• GIVEN EXERCISE: Go through the listing and pick out each line with the word "image" in it.

Data entries for graphics:
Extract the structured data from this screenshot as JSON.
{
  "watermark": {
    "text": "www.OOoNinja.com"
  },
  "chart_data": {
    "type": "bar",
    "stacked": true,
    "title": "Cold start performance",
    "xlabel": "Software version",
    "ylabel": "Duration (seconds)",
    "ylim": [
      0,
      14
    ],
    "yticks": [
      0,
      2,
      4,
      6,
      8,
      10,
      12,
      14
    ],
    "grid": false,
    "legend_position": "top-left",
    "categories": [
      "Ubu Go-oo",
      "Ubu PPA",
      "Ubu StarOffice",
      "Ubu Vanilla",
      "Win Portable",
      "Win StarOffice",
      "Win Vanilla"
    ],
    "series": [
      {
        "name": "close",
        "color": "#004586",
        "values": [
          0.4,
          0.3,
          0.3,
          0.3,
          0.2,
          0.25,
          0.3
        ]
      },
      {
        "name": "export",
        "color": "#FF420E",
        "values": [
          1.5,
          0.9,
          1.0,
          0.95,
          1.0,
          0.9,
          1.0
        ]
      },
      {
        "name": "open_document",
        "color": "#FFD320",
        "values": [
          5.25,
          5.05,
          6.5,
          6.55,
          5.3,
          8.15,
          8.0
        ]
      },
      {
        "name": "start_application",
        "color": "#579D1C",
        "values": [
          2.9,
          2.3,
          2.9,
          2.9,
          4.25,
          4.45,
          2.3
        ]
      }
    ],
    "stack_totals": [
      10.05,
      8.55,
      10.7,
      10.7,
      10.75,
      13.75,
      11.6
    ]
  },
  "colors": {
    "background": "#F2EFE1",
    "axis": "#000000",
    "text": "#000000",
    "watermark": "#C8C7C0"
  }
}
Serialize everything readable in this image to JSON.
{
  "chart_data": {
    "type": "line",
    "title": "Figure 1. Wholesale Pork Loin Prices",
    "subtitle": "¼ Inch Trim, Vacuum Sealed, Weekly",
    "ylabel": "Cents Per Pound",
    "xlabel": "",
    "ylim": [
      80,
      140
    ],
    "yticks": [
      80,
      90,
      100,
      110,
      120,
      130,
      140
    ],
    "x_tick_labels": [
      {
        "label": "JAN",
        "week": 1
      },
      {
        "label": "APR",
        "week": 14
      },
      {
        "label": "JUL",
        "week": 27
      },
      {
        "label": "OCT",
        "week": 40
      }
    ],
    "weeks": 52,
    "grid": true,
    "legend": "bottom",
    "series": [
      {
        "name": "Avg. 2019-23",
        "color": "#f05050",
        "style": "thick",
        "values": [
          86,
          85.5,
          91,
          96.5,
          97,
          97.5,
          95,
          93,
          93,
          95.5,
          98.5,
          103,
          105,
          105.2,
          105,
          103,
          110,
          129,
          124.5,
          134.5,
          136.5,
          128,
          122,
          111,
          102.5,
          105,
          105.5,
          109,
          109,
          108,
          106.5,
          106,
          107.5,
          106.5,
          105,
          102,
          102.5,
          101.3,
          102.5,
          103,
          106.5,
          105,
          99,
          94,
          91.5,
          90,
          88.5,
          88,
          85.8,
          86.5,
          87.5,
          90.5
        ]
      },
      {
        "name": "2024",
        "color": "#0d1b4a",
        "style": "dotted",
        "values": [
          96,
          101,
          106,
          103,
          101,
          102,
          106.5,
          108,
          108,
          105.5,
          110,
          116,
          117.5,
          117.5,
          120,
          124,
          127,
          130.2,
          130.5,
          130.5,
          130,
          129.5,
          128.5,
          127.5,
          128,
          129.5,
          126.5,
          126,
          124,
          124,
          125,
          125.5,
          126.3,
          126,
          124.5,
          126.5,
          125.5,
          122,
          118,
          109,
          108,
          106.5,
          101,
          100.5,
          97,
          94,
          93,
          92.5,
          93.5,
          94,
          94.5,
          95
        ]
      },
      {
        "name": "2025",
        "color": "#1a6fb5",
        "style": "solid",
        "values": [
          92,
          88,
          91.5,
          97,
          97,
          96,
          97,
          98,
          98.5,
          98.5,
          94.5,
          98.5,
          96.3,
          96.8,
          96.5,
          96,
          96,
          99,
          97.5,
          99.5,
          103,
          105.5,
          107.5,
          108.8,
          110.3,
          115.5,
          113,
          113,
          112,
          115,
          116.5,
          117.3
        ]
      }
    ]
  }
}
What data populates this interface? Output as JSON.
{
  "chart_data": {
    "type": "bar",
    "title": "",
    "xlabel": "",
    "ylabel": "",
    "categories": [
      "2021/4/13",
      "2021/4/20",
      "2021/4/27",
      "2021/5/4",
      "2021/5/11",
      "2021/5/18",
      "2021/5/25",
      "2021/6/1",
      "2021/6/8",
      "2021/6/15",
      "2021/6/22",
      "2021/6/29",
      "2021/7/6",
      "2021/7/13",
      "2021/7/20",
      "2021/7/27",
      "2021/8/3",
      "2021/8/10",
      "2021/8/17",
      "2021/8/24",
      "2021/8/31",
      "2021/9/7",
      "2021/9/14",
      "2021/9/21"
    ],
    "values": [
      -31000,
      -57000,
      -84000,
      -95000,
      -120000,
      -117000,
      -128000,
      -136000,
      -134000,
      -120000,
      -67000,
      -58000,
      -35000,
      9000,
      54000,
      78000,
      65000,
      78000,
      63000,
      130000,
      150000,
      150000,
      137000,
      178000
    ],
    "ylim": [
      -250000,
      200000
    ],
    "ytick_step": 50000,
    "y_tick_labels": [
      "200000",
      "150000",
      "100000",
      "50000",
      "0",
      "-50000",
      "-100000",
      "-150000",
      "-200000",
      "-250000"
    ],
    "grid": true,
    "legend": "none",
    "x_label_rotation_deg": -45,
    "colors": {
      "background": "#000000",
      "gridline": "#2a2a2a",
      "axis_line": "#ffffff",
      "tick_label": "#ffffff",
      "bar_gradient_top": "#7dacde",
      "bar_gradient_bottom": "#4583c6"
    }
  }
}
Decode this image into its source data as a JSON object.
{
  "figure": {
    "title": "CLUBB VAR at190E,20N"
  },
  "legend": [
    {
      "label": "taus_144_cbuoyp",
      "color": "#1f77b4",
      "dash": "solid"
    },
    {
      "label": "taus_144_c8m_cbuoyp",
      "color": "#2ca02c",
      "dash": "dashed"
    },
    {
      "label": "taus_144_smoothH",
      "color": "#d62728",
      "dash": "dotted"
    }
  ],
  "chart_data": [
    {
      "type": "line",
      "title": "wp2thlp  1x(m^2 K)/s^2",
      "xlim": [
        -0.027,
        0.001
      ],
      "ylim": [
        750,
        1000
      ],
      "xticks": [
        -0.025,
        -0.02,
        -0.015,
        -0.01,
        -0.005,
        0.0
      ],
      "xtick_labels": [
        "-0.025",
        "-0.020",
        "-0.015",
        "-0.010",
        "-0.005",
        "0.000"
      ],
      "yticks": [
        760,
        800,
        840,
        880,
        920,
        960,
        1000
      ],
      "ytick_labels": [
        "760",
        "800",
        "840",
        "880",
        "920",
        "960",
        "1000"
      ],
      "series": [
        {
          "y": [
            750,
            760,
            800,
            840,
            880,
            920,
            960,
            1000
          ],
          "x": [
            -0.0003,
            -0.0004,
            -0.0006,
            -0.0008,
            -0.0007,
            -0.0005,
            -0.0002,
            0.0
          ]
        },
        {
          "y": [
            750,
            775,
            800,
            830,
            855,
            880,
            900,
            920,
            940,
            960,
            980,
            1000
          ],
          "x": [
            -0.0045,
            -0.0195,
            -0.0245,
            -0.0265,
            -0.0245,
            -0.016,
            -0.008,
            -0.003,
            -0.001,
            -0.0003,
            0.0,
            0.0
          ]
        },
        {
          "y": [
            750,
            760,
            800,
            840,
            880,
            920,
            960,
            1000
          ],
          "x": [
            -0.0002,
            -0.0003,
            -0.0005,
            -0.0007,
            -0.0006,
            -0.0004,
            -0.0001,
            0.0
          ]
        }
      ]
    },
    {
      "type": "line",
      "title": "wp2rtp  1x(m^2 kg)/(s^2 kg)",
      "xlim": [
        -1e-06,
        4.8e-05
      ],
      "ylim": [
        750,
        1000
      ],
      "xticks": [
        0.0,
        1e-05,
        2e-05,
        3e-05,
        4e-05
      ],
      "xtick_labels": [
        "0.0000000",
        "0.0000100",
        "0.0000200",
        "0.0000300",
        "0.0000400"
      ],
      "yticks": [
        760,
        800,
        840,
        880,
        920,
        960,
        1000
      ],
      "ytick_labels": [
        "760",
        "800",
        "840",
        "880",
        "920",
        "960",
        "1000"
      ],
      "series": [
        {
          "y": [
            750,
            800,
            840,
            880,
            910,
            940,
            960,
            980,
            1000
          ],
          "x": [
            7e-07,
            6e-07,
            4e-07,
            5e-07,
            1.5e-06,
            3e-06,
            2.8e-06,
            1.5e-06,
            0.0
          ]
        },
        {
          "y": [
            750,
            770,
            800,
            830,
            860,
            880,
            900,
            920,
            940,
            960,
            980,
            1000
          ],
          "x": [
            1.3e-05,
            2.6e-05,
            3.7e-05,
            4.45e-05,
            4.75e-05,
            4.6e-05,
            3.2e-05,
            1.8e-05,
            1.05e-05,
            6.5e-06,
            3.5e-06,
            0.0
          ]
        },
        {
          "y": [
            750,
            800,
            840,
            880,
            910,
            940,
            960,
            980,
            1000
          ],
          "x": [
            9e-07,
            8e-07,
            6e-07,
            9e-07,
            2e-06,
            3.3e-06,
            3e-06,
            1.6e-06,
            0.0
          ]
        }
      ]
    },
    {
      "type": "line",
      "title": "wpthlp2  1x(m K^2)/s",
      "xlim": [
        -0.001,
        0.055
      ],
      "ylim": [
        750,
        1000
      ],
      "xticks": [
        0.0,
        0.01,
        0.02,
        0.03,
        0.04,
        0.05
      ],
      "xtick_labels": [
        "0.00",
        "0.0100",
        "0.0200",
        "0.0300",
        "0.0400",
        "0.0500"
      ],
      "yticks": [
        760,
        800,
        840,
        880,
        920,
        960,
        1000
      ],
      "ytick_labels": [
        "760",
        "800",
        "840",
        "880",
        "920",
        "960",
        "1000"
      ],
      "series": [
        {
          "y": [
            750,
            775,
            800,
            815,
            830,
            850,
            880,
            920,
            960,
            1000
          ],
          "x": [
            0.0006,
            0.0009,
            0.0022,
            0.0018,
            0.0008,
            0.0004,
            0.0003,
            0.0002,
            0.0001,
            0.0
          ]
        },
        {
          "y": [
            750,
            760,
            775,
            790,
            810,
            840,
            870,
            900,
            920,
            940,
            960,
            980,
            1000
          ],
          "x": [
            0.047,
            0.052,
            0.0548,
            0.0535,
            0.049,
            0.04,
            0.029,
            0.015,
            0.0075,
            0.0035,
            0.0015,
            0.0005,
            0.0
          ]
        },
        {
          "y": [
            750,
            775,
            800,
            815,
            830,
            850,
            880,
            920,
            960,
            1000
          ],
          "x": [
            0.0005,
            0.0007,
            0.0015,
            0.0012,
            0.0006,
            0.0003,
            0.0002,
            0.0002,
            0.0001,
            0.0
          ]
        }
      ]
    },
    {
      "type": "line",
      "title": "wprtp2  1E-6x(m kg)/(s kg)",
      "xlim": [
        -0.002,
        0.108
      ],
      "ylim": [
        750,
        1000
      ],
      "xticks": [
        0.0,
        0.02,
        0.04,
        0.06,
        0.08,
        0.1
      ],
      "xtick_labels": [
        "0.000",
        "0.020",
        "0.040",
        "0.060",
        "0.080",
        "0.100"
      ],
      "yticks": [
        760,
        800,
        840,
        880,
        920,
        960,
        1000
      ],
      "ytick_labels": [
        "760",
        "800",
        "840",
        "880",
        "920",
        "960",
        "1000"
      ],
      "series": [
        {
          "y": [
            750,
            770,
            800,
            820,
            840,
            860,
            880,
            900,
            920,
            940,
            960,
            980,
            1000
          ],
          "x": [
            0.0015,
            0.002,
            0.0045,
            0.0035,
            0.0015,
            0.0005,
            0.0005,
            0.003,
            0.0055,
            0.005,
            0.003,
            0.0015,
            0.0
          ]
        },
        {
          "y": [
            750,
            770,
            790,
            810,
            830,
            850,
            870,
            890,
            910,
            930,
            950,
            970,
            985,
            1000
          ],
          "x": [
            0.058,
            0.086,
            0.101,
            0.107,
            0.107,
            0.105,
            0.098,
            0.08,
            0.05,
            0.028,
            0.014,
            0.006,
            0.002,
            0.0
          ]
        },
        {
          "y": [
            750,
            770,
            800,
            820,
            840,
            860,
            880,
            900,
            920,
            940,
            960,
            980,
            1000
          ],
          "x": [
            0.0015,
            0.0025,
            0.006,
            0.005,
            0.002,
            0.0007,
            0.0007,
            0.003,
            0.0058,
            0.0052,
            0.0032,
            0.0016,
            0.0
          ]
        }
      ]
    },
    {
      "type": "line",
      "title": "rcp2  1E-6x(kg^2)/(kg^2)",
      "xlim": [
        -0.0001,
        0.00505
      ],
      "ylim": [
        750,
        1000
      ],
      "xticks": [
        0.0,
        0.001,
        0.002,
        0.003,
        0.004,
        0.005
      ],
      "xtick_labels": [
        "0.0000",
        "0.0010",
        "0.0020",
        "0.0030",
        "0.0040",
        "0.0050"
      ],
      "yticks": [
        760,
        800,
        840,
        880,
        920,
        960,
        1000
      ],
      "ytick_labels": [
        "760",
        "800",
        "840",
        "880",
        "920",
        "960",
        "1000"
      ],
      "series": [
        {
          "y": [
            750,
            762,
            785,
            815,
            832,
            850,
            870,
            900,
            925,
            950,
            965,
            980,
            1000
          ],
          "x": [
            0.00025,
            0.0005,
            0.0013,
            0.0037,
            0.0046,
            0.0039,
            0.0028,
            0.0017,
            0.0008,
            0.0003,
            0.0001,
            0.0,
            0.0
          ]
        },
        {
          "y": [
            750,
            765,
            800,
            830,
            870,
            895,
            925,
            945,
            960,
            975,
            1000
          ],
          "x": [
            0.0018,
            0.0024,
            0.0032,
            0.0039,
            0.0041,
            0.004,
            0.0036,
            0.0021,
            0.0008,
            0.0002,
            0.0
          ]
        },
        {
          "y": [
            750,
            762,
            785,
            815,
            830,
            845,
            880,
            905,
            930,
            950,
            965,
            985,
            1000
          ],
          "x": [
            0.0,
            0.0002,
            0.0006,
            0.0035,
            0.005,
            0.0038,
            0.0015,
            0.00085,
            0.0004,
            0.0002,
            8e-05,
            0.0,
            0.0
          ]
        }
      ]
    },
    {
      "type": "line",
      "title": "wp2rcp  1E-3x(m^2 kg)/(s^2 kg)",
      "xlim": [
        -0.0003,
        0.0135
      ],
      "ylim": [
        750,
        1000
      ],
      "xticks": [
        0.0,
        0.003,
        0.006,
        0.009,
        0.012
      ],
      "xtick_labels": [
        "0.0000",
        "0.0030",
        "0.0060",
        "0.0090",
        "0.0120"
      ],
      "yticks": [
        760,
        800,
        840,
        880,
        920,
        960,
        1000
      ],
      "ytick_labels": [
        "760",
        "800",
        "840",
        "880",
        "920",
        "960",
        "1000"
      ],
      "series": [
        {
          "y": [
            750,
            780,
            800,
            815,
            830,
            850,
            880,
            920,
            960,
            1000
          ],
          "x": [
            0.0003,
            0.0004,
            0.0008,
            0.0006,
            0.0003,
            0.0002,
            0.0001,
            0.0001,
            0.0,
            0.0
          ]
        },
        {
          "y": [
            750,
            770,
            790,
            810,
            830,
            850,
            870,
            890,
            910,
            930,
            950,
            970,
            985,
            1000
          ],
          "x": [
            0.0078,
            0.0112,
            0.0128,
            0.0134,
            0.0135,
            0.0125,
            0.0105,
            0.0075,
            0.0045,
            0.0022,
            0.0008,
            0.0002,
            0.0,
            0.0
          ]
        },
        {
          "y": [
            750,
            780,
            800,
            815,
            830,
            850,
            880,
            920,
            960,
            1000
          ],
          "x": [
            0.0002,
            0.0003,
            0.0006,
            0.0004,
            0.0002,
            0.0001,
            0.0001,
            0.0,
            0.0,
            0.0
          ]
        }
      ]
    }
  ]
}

• EXERCISE ANSWER:
Serialize everything readable in this image to JSON.
Decode this image into its source data as a JSON object.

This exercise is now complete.